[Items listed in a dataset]
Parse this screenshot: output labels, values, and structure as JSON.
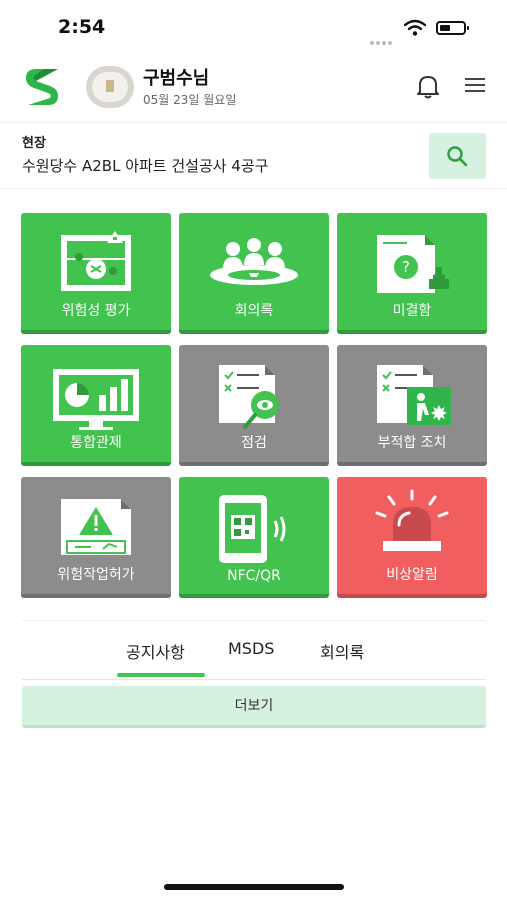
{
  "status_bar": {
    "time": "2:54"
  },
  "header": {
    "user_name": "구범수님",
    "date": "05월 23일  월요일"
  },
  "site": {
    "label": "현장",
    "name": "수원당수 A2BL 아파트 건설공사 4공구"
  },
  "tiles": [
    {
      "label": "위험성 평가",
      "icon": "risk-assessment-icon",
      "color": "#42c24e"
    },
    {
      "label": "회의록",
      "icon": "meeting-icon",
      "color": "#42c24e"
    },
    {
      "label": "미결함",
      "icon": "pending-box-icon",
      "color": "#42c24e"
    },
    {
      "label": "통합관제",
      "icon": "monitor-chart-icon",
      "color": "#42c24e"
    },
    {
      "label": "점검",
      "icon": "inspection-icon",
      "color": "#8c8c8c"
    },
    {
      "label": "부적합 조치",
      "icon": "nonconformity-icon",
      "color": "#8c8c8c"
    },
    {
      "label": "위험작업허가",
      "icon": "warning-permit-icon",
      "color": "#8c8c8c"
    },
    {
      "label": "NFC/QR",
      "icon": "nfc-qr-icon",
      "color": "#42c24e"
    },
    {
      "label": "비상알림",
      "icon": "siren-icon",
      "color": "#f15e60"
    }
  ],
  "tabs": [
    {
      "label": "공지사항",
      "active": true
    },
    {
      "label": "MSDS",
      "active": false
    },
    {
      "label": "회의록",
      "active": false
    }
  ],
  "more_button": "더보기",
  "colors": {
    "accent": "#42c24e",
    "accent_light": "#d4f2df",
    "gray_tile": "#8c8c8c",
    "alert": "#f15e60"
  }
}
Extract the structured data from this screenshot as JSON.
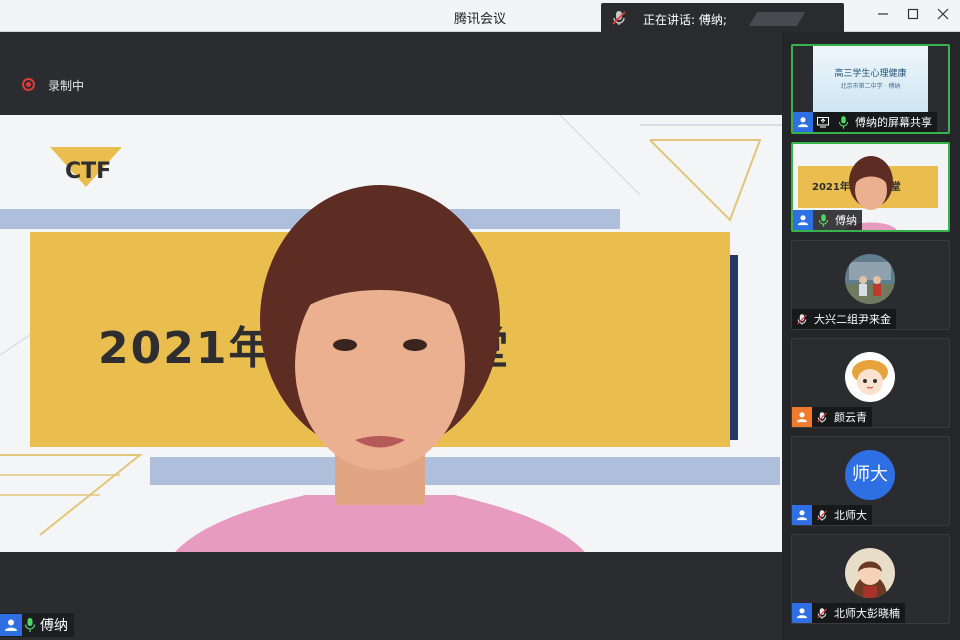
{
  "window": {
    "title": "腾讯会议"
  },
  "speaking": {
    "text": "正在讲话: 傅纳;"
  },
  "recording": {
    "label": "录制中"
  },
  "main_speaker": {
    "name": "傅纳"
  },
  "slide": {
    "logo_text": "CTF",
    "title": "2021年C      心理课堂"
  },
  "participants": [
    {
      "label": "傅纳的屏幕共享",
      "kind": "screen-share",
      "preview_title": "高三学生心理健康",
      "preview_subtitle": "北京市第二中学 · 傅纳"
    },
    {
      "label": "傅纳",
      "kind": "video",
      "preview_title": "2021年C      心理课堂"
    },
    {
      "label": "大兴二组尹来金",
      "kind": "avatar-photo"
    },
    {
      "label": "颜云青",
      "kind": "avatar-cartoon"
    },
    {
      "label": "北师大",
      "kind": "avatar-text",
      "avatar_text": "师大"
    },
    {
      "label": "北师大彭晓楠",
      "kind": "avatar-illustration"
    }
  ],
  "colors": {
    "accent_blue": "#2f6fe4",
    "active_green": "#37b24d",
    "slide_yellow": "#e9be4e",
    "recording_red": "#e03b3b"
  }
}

...

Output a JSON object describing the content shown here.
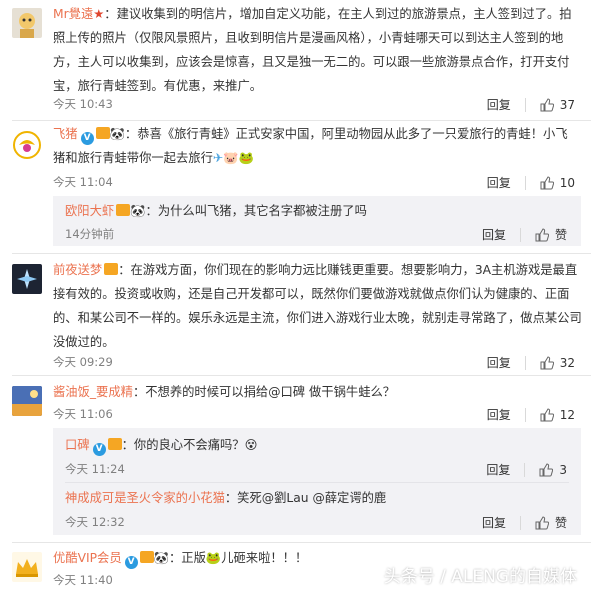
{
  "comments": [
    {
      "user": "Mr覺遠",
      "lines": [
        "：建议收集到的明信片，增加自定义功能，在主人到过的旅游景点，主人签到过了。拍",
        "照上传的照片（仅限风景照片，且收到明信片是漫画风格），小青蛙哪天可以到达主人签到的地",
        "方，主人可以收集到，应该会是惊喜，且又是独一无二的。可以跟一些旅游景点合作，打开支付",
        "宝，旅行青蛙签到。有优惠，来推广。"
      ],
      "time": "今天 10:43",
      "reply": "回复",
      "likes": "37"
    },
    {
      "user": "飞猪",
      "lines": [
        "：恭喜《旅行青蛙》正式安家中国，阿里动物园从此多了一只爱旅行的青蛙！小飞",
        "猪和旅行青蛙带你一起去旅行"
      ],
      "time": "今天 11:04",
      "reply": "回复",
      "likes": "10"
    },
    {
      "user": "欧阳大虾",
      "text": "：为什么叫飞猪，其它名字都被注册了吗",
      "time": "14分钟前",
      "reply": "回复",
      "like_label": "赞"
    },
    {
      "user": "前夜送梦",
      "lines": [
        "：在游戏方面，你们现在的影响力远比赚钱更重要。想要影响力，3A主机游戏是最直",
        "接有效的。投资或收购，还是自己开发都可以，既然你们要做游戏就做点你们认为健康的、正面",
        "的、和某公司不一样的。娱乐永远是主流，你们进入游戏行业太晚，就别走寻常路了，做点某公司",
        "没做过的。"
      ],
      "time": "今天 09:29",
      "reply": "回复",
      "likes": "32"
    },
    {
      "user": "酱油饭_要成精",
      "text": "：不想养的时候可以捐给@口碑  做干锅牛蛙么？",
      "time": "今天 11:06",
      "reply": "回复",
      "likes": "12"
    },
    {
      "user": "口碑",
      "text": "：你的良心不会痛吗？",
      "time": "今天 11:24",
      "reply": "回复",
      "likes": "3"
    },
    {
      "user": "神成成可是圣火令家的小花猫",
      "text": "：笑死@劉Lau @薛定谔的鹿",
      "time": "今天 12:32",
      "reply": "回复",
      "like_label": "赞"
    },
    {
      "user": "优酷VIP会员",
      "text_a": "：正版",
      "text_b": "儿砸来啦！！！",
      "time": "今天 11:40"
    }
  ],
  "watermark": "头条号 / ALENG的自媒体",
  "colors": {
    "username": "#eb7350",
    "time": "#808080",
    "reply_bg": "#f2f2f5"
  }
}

## DIRECTIVE
Output a single number: how many lines contain the word "this".

## REPLY
2